▶ [Extracted records]
◆ ◆ ◆ ◆ ◆ ◆ ◆

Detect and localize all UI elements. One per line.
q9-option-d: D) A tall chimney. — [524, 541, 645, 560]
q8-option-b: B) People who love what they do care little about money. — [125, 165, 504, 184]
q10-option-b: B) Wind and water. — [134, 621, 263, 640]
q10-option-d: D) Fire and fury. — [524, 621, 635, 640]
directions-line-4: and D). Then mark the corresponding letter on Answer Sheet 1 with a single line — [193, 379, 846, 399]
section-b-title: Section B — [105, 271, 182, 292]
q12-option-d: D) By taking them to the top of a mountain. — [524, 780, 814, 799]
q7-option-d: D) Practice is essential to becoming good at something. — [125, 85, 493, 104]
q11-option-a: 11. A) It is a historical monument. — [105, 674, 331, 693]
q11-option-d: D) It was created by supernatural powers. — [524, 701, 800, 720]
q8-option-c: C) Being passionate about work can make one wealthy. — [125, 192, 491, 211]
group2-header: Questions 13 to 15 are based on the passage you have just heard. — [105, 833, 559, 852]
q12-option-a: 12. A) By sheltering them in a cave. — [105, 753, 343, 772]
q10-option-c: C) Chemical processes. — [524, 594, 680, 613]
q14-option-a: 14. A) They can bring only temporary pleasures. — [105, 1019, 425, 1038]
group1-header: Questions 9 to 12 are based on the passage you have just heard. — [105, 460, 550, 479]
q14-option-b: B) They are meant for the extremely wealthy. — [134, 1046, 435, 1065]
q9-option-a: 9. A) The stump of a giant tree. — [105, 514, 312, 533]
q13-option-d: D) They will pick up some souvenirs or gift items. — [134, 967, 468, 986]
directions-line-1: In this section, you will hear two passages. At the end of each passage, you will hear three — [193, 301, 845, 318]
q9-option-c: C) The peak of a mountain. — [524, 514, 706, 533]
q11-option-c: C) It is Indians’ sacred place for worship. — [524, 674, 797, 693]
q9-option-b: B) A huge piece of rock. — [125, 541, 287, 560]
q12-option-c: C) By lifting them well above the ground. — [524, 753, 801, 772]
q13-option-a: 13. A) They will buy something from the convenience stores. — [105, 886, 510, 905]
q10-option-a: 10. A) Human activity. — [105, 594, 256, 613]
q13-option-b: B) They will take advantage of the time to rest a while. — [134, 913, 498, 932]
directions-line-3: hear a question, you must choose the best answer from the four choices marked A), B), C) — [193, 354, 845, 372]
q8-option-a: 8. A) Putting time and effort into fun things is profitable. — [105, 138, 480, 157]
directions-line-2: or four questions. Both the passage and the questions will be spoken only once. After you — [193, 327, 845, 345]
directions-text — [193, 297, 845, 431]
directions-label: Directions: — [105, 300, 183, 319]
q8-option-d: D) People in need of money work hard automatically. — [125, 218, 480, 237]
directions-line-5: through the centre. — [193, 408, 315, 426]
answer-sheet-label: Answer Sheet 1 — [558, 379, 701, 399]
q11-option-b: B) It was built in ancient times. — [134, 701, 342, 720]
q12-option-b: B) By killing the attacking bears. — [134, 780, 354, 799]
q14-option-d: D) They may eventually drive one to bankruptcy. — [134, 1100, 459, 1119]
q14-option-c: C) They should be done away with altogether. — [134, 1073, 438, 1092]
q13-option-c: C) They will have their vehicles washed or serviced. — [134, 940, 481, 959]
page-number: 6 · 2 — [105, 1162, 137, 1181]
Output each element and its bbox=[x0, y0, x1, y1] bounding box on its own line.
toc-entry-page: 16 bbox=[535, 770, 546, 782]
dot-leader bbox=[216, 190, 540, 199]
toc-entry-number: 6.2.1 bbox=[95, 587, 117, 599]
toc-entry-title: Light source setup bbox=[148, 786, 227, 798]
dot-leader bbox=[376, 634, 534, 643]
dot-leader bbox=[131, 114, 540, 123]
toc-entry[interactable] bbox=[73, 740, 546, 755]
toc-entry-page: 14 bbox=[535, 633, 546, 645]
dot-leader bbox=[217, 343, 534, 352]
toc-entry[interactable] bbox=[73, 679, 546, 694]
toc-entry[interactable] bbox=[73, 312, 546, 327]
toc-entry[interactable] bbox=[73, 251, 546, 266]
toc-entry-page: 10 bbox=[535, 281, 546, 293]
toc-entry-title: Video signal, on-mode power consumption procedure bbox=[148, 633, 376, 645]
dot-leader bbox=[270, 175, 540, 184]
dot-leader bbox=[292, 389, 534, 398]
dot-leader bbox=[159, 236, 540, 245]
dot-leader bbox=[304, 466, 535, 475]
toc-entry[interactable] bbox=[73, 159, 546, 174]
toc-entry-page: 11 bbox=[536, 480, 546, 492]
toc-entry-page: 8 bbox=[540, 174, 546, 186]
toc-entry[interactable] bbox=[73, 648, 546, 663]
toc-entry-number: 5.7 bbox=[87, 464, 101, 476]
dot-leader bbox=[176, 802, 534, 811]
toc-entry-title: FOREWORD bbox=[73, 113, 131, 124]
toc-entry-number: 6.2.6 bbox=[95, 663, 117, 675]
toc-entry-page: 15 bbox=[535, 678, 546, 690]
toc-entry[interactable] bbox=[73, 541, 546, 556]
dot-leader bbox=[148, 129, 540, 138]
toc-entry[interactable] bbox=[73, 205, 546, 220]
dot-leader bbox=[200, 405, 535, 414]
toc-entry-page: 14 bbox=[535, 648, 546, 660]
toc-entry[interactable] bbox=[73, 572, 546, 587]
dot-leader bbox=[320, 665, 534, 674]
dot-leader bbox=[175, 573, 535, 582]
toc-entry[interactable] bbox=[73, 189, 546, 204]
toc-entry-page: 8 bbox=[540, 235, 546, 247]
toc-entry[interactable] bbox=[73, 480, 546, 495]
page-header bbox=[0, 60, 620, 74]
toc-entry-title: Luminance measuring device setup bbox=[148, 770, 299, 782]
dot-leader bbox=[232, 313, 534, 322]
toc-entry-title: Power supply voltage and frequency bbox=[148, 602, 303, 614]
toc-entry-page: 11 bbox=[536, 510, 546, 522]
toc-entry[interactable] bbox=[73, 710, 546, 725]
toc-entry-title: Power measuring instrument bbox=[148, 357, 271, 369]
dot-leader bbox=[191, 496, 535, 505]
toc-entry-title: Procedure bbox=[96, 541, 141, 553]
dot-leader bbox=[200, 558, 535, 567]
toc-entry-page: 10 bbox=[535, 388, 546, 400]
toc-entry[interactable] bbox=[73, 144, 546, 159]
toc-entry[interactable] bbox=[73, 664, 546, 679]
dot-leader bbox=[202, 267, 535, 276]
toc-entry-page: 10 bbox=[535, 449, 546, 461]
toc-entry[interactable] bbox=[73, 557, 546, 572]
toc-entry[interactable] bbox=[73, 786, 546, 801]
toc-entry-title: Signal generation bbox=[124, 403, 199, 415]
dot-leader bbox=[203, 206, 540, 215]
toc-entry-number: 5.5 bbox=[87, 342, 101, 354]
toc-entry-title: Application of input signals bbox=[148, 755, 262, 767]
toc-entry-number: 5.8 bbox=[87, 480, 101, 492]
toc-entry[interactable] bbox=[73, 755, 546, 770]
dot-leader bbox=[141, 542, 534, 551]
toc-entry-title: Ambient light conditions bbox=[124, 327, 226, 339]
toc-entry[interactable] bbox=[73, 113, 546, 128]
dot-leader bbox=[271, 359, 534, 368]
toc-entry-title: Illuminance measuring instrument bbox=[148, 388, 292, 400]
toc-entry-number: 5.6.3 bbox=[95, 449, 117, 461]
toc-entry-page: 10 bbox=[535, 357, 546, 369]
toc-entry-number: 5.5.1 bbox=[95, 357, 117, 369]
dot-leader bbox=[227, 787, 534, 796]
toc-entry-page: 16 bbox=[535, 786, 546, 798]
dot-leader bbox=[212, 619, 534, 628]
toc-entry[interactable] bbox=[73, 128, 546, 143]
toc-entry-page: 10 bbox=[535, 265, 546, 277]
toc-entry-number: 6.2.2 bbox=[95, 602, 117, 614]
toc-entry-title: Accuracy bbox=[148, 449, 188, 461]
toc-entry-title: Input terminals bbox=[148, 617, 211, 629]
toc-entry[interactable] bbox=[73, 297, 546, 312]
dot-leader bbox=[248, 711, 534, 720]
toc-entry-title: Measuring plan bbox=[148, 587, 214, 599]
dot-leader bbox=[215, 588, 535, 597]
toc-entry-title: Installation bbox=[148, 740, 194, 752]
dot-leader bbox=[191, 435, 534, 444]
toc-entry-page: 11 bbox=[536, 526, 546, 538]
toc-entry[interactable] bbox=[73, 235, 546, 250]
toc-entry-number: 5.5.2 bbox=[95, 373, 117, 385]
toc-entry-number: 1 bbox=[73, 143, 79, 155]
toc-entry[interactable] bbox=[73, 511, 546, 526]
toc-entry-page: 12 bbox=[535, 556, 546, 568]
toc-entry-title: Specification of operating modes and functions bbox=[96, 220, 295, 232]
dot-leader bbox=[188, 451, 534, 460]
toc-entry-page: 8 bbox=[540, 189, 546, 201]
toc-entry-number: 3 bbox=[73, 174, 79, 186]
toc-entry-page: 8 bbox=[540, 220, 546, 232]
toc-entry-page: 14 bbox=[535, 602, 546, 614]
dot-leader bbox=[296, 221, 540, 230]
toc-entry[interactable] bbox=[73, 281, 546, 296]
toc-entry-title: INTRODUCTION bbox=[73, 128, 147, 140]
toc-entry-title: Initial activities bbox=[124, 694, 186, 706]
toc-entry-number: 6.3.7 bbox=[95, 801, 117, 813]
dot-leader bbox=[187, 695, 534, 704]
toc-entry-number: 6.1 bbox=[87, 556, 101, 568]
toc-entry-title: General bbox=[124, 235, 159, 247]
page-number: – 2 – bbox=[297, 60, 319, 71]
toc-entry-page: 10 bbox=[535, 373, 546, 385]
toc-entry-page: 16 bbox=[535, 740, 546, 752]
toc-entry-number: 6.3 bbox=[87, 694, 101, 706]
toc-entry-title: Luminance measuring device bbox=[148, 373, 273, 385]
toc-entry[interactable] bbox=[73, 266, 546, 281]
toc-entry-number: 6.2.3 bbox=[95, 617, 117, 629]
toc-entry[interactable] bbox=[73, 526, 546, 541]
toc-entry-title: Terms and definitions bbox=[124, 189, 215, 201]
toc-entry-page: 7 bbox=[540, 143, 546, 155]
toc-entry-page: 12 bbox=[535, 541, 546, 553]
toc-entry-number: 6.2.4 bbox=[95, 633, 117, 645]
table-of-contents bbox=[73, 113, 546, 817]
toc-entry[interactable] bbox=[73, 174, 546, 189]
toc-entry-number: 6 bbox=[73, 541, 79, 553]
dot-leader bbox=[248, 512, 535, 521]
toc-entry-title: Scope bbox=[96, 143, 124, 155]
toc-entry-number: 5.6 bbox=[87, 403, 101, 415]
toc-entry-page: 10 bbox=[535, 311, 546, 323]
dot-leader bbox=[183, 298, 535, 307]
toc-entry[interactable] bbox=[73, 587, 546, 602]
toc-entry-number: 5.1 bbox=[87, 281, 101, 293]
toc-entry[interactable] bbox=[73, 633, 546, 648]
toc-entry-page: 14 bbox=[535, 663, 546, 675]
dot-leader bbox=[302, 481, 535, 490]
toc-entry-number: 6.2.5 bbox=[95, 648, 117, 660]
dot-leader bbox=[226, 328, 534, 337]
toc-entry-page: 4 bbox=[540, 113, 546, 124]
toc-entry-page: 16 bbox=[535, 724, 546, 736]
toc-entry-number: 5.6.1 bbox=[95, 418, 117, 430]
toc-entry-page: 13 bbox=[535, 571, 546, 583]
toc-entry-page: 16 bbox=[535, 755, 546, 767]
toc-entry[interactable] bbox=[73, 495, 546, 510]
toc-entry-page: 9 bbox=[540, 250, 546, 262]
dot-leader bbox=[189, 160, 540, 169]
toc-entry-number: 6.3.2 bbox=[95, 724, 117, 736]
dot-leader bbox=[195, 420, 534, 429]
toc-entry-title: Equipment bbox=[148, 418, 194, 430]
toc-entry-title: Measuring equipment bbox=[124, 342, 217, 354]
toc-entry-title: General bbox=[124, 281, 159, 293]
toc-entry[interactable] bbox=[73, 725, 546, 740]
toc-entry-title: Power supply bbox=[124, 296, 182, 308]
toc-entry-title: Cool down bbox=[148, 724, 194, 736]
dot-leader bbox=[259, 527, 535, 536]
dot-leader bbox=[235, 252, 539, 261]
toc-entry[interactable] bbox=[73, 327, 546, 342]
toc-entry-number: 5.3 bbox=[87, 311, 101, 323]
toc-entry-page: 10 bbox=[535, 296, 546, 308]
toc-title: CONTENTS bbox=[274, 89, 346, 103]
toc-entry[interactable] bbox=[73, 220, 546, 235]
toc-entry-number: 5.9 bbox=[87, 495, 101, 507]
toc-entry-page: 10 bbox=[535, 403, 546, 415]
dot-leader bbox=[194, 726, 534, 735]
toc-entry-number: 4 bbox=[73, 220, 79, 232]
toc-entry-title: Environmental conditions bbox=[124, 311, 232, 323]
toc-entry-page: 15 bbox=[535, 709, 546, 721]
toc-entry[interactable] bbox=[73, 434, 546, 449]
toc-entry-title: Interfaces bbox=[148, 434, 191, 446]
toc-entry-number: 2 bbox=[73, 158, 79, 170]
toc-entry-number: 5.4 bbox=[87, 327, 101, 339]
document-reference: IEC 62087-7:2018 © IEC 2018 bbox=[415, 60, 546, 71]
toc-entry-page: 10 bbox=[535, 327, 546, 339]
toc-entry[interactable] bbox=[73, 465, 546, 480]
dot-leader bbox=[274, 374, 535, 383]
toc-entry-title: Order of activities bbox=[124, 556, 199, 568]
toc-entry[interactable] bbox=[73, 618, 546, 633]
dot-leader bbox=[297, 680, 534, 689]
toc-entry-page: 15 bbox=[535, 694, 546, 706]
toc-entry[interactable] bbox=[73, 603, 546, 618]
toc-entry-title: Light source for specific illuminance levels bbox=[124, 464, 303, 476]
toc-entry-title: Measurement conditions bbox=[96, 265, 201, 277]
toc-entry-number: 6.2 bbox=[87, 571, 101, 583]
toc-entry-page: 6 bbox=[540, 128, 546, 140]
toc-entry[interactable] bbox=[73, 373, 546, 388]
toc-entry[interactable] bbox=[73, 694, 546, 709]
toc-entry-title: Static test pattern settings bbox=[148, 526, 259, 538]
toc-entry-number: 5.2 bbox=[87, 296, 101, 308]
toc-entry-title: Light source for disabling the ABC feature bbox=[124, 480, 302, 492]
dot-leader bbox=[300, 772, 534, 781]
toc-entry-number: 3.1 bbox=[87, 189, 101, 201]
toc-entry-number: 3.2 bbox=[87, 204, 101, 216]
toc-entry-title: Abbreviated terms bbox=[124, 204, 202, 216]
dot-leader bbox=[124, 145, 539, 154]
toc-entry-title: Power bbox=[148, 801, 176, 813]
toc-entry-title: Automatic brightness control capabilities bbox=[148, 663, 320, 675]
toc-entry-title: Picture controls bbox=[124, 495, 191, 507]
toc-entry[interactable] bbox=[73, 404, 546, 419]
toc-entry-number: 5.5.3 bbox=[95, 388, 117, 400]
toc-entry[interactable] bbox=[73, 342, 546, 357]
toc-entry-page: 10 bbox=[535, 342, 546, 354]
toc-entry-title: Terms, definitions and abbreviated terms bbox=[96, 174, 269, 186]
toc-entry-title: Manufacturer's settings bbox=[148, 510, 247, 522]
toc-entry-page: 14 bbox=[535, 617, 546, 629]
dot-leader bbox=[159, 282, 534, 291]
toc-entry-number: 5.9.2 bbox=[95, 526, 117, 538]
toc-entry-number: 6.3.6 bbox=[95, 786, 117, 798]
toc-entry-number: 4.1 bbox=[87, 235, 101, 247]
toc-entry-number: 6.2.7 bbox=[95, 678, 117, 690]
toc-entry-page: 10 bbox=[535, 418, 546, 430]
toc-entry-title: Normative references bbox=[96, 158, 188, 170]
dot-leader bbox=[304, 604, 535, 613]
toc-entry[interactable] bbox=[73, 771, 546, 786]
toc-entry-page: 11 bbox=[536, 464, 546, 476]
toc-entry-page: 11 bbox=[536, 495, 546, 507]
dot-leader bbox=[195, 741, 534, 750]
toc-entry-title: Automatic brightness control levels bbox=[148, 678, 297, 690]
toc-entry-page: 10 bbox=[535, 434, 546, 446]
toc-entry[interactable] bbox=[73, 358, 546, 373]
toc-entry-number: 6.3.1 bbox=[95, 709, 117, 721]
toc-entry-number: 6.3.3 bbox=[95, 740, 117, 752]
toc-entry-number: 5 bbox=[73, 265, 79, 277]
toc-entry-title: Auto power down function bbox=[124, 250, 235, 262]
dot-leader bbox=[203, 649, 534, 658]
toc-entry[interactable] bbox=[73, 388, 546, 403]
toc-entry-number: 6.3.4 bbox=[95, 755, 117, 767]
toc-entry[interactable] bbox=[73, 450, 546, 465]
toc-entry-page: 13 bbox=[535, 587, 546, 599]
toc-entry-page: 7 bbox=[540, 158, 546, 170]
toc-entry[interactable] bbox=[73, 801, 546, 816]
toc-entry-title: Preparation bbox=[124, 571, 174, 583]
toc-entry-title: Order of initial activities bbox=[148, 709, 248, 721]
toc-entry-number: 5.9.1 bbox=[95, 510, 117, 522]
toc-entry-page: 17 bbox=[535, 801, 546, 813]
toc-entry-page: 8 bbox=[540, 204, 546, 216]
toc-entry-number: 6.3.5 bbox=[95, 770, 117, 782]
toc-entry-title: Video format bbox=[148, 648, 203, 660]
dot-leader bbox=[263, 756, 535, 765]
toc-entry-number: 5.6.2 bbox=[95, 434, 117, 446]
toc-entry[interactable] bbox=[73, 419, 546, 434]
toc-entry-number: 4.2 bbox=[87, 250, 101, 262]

◆ ◆ ◆ ◆ ◆ ◆ ◆

▶ [Work to complete] Starting at the first line of the entries and ending at the line that contains "group1-header: Questions 9", recast those lines as a Markdown table with the columns Row and Line. Put each line's number in Row, and skip any blank lines.

▶ [Finished answer]
| Row | Line |
|---|---|
| 1 | Detect and localize all UI elements. One per line. |
| 2 | q9-option-d: D) A tall chimney. — [524, 541, 645, 560] |
| 3 | q8-option-b: B) People who love what they do care little about money. — [125, 165, 504, 184] |
| 4 | q10-option-b: B) Wind and water. — [134, 621, 263, 640] |
| 5 | q10-option-d: D) Fire and fury. — [524, 621, 635, 640] |
| 6 | directions-line-4: and D). Then mark the corresponding letter on Answer Sheet 1 with a single line — [193, 379, 846, 399] |
| 7 | section-b-title: Section B — [105, 271, 182, 292] |
| 8 | q12-option-d: D) By taking them to the top of a mountain. — [524, 780, 814, 799] |
| 9 | q7-option-d: D) Practice is essential to becoming good at something. — [125, 85, 493, 104] |
| 10 | q11-option-a: 11. A) It is a historical monument. — [105, 674, 331, 693] |
| 11 | q11-option-d: D) It was created by supernatural powers. — [524, 701, 800, 720] |
| 12 | q8-option-c: C) Being passionate about work can make one wealthy. — [125, 192, 491, 211] |
| 13 | group2-header: Questions 13 to 15 are based on the passage you have just heard. — [105, 833, 559, 852] |
| 14 | q12-option-a: 12. A) By sheltering them in a cave. — [105, 753, 343, 772] |
| 15 | q10-option-c: C) Chemical processes. — [524, 594, 680, 613] |
| 16 | q14-option-a: 14. A) They can bring only temporary pleasures. — [105, 1019, 425, 1038] |
| 17 | group1-header: Questions 9 to 12 are based on the passage you have just heard. — [105, 460, 550, 479] |